• [PROBLEM DETAILS]: Extract the data exactly, missing nothing.

<<<<

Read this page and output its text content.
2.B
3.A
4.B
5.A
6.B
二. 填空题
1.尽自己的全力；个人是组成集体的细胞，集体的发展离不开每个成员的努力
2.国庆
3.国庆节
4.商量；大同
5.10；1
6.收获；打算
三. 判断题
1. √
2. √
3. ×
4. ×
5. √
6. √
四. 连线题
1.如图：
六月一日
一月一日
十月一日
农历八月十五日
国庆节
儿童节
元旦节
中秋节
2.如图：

>>>>

• [RESULT FOR THIS TASK]:
Read this page and output its text content.
2.B
3.A
4.B
5.A
6.B
二. 填空题
1.尽自己的全力；个人是组成集体的细胞，集体的发展离不开每个成员的努力
2.国庆
3.国庆节
4.商量；大同
5.10；1
6.收获；打算
三. 判断题
1. √
2. √
3. ×
4. ×
5. √
6. √
四. 连线题
1.如图：
六月一日
一月一日
十月一日
农历八月十五日
国庆节
儿童节
元旦节
中秋节
2.如图：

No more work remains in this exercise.